#### PROVIDED RECORDS
▬▬▬▬▬▬

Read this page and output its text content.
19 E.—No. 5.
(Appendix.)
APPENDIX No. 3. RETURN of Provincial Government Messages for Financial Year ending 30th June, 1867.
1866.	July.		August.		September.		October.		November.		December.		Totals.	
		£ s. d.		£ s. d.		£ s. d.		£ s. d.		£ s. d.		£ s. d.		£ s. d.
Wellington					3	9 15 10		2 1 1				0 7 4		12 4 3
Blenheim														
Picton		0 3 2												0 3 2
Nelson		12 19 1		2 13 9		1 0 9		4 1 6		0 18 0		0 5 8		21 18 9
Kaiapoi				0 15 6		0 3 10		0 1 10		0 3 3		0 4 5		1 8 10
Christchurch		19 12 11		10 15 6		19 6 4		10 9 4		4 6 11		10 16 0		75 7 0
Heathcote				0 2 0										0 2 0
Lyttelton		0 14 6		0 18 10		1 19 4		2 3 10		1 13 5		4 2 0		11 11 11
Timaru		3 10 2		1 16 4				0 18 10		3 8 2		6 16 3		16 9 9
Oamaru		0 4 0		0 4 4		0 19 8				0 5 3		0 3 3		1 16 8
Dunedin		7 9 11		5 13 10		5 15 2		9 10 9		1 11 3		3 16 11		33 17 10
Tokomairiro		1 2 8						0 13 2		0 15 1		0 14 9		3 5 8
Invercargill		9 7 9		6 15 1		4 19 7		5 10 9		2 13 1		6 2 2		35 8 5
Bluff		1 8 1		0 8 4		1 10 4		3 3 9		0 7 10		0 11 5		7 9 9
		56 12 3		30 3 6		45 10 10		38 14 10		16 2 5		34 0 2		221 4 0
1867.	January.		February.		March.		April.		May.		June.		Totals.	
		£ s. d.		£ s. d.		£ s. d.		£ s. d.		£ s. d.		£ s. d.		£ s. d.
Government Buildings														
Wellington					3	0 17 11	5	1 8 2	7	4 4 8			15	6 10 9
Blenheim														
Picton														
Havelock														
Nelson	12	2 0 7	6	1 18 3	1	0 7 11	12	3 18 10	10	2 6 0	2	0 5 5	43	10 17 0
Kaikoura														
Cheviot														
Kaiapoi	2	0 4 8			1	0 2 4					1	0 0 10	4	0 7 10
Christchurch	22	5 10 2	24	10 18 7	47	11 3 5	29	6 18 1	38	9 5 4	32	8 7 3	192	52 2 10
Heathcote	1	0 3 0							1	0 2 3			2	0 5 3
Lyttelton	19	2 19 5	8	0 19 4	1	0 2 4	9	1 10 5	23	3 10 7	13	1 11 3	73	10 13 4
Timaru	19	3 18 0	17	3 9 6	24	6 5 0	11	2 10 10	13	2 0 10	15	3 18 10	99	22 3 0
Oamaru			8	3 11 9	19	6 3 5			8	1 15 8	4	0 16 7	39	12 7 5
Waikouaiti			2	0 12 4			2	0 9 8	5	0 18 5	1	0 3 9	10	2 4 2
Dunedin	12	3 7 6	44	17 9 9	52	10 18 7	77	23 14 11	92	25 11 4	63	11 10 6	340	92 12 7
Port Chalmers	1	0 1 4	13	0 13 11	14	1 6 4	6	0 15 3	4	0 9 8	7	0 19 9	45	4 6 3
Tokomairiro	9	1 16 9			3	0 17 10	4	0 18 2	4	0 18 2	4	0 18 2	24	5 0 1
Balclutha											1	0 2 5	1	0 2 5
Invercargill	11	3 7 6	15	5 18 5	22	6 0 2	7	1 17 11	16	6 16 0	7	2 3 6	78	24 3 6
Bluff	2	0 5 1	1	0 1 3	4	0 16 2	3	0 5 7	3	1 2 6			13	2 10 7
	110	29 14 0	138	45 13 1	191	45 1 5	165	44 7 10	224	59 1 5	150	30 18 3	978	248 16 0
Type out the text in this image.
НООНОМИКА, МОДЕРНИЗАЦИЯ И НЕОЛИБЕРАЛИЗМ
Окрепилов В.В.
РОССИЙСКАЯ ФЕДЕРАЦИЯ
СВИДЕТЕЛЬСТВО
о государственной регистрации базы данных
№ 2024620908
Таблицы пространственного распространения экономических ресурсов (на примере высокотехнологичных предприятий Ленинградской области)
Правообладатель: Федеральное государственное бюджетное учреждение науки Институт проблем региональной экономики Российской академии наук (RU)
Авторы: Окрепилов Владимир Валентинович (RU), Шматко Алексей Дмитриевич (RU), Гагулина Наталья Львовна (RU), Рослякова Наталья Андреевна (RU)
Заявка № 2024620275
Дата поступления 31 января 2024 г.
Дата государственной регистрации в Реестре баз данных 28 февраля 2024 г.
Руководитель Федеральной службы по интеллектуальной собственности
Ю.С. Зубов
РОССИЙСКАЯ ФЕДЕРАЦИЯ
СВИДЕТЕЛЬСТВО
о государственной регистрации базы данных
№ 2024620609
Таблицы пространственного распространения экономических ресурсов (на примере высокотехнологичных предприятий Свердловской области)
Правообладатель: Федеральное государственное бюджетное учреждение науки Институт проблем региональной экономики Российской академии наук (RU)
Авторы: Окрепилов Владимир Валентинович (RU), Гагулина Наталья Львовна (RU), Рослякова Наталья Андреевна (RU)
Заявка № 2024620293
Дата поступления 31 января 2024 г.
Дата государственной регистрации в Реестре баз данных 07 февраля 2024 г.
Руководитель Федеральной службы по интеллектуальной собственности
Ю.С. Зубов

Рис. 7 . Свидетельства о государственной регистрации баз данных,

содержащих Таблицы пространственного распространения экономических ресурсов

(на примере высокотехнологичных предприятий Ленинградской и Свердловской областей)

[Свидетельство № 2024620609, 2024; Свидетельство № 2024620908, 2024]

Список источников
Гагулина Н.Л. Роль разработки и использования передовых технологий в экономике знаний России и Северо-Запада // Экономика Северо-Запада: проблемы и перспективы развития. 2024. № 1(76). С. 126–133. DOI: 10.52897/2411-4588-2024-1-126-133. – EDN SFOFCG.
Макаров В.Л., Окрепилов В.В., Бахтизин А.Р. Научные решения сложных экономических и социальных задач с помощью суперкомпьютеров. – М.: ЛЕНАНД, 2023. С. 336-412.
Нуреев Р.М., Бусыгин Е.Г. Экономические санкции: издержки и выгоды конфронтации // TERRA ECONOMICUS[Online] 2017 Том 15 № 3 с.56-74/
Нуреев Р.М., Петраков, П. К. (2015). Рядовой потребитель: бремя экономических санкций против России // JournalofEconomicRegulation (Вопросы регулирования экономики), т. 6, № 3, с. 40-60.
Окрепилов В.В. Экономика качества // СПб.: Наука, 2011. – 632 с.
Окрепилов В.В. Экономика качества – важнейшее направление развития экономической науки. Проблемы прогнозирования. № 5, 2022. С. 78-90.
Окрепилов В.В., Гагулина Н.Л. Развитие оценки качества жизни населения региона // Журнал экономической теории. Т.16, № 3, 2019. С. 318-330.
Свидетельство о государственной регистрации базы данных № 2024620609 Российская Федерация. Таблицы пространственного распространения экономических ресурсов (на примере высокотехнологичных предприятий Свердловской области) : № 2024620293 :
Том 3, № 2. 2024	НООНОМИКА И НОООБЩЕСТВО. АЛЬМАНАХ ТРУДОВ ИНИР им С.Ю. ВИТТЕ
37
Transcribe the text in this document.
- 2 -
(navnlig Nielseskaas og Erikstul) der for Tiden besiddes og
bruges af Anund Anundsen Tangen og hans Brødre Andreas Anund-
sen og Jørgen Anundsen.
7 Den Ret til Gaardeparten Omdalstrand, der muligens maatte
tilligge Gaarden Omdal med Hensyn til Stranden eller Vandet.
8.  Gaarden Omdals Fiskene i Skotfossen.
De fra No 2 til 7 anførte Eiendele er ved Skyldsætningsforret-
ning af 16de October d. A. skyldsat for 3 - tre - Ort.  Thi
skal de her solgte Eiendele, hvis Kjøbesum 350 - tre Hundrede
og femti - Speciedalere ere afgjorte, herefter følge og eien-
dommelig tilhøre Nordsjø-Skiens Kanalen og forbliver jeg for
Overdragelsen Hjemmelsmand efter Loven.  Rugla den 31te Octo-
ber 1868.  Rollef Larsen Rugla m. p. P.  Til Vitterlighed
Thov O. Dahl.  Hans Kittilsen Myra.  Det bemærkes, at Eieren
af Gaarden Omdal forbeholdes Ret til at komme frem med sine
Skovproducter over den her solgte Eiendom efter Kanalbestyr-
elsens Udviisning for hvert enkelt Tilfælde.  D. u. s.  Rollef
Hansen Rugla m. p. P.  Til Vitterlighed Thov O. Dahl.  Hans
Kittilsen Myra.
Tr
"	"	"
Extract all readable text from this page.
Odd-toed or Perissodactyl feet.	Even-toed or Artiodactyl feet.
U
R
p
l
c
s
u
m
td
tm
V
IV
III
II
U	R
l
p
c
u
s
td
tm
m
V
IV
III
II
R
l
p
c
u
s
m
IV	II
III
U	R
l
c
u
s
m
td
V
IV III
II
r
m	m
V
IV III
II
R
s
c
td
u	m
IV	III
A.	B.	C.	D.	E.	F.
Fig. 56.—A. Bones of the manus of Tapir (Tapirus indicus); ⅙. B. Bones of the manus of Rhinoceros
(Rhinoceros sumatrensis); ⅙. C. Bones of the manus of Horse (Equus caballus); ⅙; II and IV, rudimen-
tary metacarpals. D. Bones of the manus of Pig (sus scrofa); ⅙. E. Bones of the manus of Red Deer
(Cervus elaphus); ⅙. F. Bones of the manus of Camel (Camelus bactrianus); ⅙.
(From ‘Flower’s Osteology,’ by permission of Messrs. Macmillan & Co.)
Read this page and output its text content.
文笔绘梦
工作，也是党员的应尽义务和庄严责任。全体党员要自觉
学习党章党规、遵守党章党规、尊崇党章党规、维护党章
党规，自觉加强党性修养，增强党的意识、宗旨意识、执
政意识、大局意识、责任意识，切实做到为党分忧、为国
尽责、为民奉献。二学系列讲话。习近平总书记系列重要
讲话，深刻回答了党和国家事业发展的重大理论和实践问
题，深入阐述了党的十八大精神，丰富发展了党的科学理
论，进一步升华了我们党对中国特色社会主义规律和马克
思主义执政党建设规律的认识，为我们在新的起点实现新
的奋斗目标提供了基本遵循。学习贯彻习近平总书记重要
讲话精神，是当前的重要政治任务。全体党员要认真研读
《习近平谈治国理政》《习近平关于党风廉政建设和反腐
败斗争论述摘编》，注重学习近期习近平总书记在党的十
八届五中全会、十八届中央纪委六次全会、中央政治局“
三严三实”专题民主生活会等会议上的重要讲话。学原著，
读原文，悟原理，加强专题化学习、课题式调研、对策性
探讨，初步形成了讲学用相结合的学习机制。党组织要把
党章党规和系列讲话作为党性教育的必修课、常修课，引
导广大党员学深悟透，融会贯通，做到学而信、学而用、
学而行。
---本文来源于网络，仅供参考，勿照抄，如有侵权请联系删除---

▬▬▬▬▬▬

#### JOB
Select every line where the word "Гагулина" occurs.

#### OUTPUT FOR THIS EXERCISE
Авторы: Окрепилов Владимир Валентинович (RU), Шматко Алексей Дмитриевич (RU), Гагулина Наталья Львовна (RU), Рослякова Наталья Андреевна (RU)
Авторы: Окрепилов Владимир Валентинович (RU), Гагулина Наталья Львовна (RU), Рослякова Наталья Андреевна (RU)
Гагулина Н.Л. Роль разработки и использования передовых технологий в экономике знаний России и Северо-Запада // Экономика Северо-Запада: проблемы и перспективы развития. 2024. № 1(76). С. 126–133. DOI: 10.52897/2411-4588-2024-1-126-133. – EDN SFOFCG.
Окрепилов В.В., Гагулина Н.Л. Развитие оценки качества жизни населения региона // Журнал экономической теории. Т.16, № 3, 2019. С. 318-330.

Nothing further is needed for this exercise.